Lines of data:
## START
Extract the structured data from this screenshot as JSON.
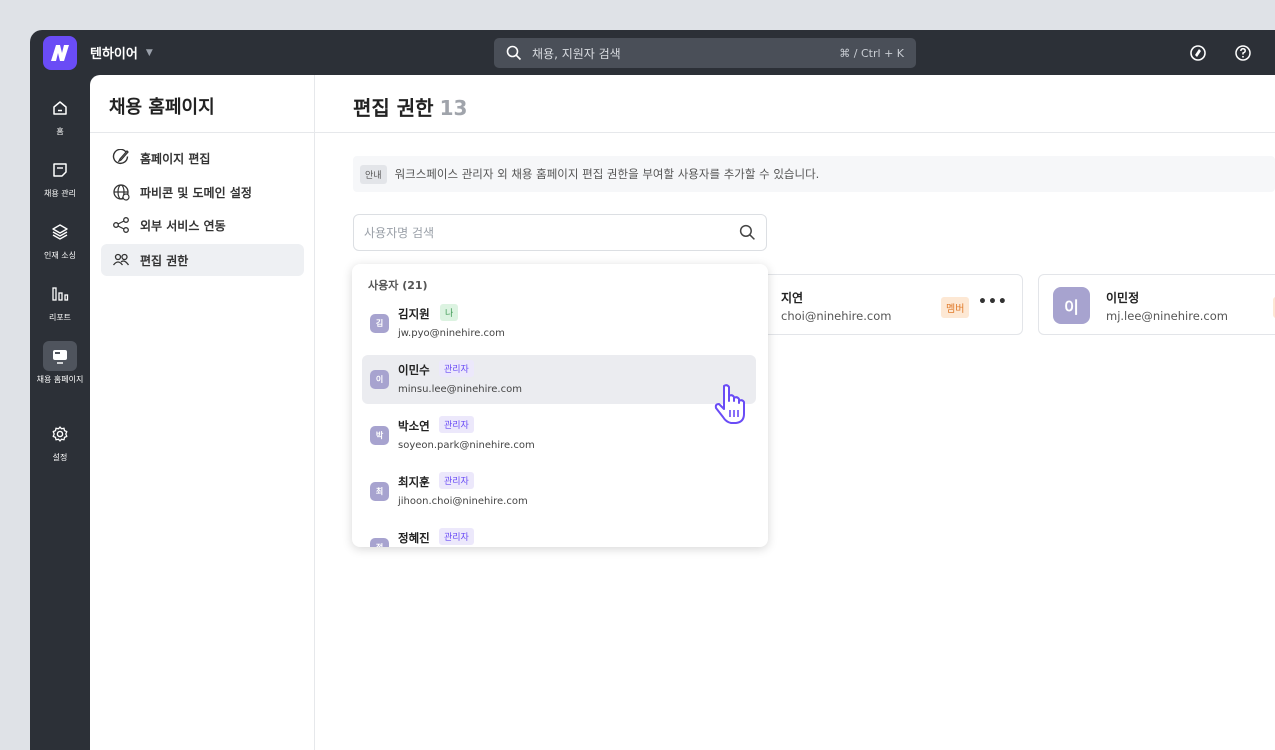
{
  "app": {
    "workspace_name": "텐하이어",
    "search_placeholder": "채용, 지원자 검색",
    "search_shortcut": "⌘ / Ctrl + K"
  },
  "rail": [
    {
      "label": "홈",
      "icon": "home-icon"
    },
    {
      "label": "채용 관리",
      "icon": "clipboard-icon"
    },
    {
      "label": "인재 소싱",
      "icon": "layers-icon"
    },
    {
      "label": "리포트",
      "icon": "bar-chart-icon"
    },
    {
      "label": "채용 홈페이지",
      "icon": "monitor-icon",
      "active": true
    },
    {
      "label": "설정",
      "icon": "gear-icon"
    }
  ],
  "subnav": {
    "title": "채용 홈페이지",
    "items": [
      {
        "label": "홈페이지 편집",
        "icon": "brush-icon"
      },
      {
        "label": "파비콘 및 도메인 설정",
        "icon": "globe-icon"
      },
      {
        "label": "외부 서비스 연동",
        "icon": "share-icon"
      },
      {
        "label": "편집 권한",
        "icon": "users-icon",
        "active": true
      }
    ]
  },
  "main": {
    "title": "편집 권한",
    "count": "13",
    "notice_tag": "안내",
    "notice_text": "워크스페이스 관리자 외 채용 홈페이지 편집 권한을 부여할 사용자를 추가할 수 있습니다.",
    "user_search_placeholder": "사용자명 검색",
    "cards": [
      {
        "name": "지연",
        "email": "choi@ninehire.com",
        "role": "멤버"
      },
      {
        "avatar": "이",
        "name": "이민정",
        "email": "mj.lee@ninehire.com",
        "role": "멤"
      }
    ]
  },
  "dropdown": {
    "header": "사용자 (21)",
    "users": [
      {
        "initial": "김",
        "name": "김지원",
        "badge": "나",
        "badge_type": "me",
        "email": "jw.pyo@ninehire.com"
      },
      {
        "initial": "이",
        "name": "이민수",
        "badge": "관리자",
        "badge_type": "admin",
        "email": "minsu.lee@ninehire.com",
        "hover": true
      },
      {
        "initial": "박",
        "name": "박소연",
        "badge": "관리자",
        "badge_type": "admin",
        "email": "soyeon.park@ninehire.com"
      },
      {
        "initial": "최",
        "name": "최지훈",
        "badge": "관리자",
        "badge_type": "admin",
        "email": "jihoon.choi@ninehire.com"
      },
      {
        "initial": "정",
        "name": "정혜진",
        "badge": "관리자",
        "badge_type": "admin",
        "email": ""
      }
    ]
  },
  "colors": {
    "accent": "#6a4cf6",
    "topbar": "#2c3037",
    "avatar": "#a7a3cf",
    "member_badge_bg": "#fde8d4",
    "member_badge_fg": "#e07a2a"
  }
}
## END
To do: Give the count of lines in the records that contain "홈페이지", and no other text.

Exercise result: 4